- Exercise prompt -
Can you print the data exactly and leave out each image?

- Records -
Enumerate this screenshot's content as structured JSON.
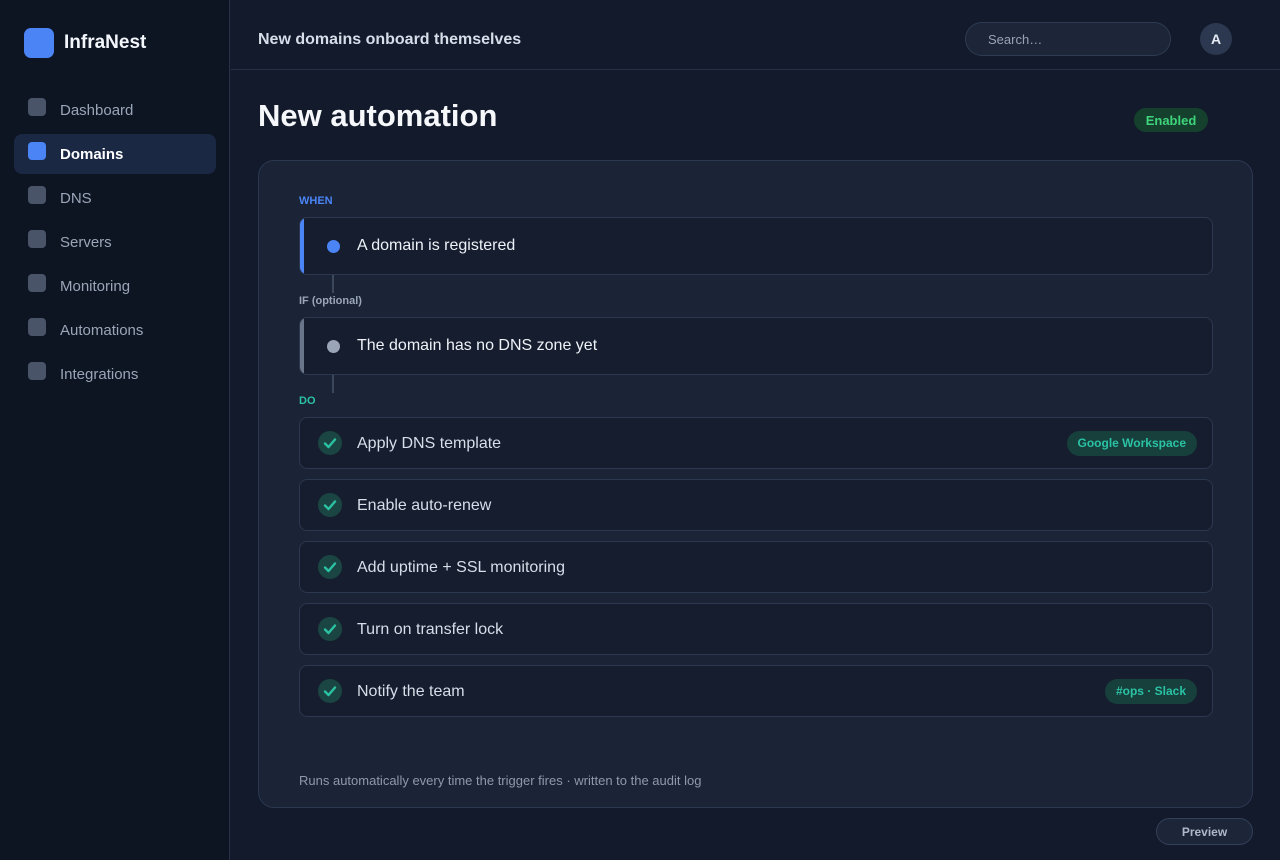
{
  "app": {
    "name": "InfraNest",
    "logo_color": "#4b84f5"
  },
  "sidebar": {
    "items": [
      {
        "label": "Dashboard",
        "icon": "dashboard-icon",
        "active": false
      },
      {
        "label": "Domains",
        "icon": "domains-icon",
        "active": true
      },
      {
        "label": "DNS",
        "icon": "dns-icon",
        "active": false
      },
      {
        "label": "Servers",
        "icon": "servers-icon",
        "active": false
      },
      {
        "label": "Monitoring",
        "icon": "monitoring-icon",
        "active": false
      },
      {
        "label": "Automations",
        "icon": "automations-icon",
        "active": false
      },
      {
        "label": "Integrations",
        "icon": "integrations-icon",
        "active": false
      }
    ]
  },
  "topbar": {
    "title": "New domains onboard themselves",
    "search_placeholder": "Search…",
    "avatar_initial": "A"
  },
  "page": {
    "title": "New automation",
    "status": "Enabled",
    "status_color": "#3fd37c"
  },
  "rule": {
    "when": {
      "label": "WHEN",
      "text": "A domain is registered",
      "color": "#4b84f5"
    },
    "if": {
      "label": "IF (optional)",
      "text": "The domain has no DNS zone yet",
      "color": "#9aa6b8"
    },
    "do": {
      "label": "DO",
      "color": "#2bc2a4",
      "actions": [
        {
          "text": "Apply DNS template",
          "tag": "Google Workspace"
        },
        {
          "text": "Enable auto-renew",
          "tag": ""
        },
        {
          "text": "Add uptime + SSL monitoring",
          "tag": ""
        },
        {
          "text": "Turn on transfer lock",
          "tag": ""
        },
        {
          "text": "Notify the team",
          "tag": "#ops · Slack"
        }
      ]
    }
  },
  "footnote": "Runs automatically every time the trigger fires · written to the audit log",
  "preview_label": "Preview"
}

- Expected answer -
Enumerate this screenshot's content as structured JSON.
{
  "app": {
    "name": "InfraNest",
    "logo_color": "#4b84f5"
  },
  "sidebar": {
    "items": [
      {
        "label": "Dashboard",
        "icon": "dashboard-icon",
        "active": false
      },
      {
        "label": "Domains",
        "icon": "domains-icon",
        "active": true
      },
      {
        "label": "DNS",
        "icon": "dns-icon",
        "active": false
      },
      {
        "label": "Servers",
        "icon": "servers-icon",
        "active": false
      },
      {
        "label": "Monitoring",
        "icon": "monitoring-icon",
        "active": false
      },
      {
        "label": "Automations",
        "icon": "automations-icon",
        "active": false
      },
      {
        "label": "Integrations",
        "icon": "integrations-icon",
        "active": false
      }
    ]
  },
  "topbar": {
    "title": "New domains onboard themselves",
    "search_placeholder": "Search…",
    "avatar_initial": "A"
  },
  "page": {
    "title": "New automation",
    "status": "Enabled",
    "status_color": "#3fd37c"
  },
  "rule": {
    "when": {
      "label": "WHEN",
      "text": "A domain is registered",
      "color": "#4b84f5"
    },
    "if": {
      "label": "IF (optional)",
      "text": "The domain has no DNS zone yet",
      "color": "#9aa6b8"
    },
    "do": {
      "label": "DO",
      "color": "#2bc2a4",
      "actions": [
        {
          "text": "Apply DNS template",
          "tag": "Google Workspace"
        },
        {
          "text": "Enable auto-renew",
          "tag": ""
        },
        {
          "text": "Add uptime + SSL monitoring",
          "tag": ""
        },
        {
          "text": "Turn on transfer lock",
          "tag": ""
        },
        {
          "text": "Notify the team",
          "tag": "#ops · Slack"
        }
      ]
    }
  },
  "footnote": "Runs automatically every time the trigger fires · written to the audit log",
  "preview_label": "Preview"
}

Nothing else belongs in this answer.